• [DOCUMENT TEXT]:
[Start]

Python head hisses at looming Euro cybersecurity rules
Red-tape vague enough to land open source volunteers in hot water for iffy code
The Python Software Foundation (PSF) is concerned that proposed EU cybersecurity laws will leave open source organizations and individuals unfairly liable for distributing incorrect code.
"If the proposed law is enforced as currently written, the authors of open-source components might bear legal and financial responsibility for the way their components are applied in someone else's commercial product," the PSF said in a statement shared on Tuesday by executive director Deb Nicholson.
"The existing language makes no differentiation between independent authors who have never been paid for the supply of software and corporate tech behemoths selling products in exchange for payments from end-users."
The existing language makes no differentiation between independent authors who have never been paid for the supply of software and corporate tech behemoths selling products
European lawmakers last year introduced two pieces of legislation to address software security and liability. And since then, the technical community has been voicing opposition to the broadly drafted rules.
The Cyber Resilience Act aims to promote the security of digital products by requiring product makers to review product security, implement vulnerability mitigation procedures, and disclose security information to customers. The public comment period closed in November and the public consultation period for the law concludes on May 25.

[End]

• [MATERIAL]:
[Start]

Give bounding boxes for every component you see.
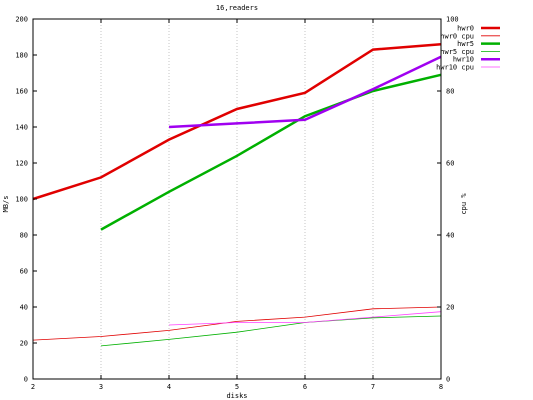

[End]

• [TASK DIRECTIONS]:
Answer these questions using the article on the proposed EU cybersecurity rules:
(a) Who shared the PSF statement, and on what day?
(b) What three things would the Cyber Resilience Act require product makers to do?
(c) On what date does the public consultation period for the Cyber Resilience Act conclude?

• [SOLUTION FOR THIS PROBLEM]:
(a) Executive director Deb Nicholson shared it on Tuesday.
(b) Product makers would have to review product security, implement vulnerability mitigation procedures, and disclose security information to customers.
(c) It concludes on May 25.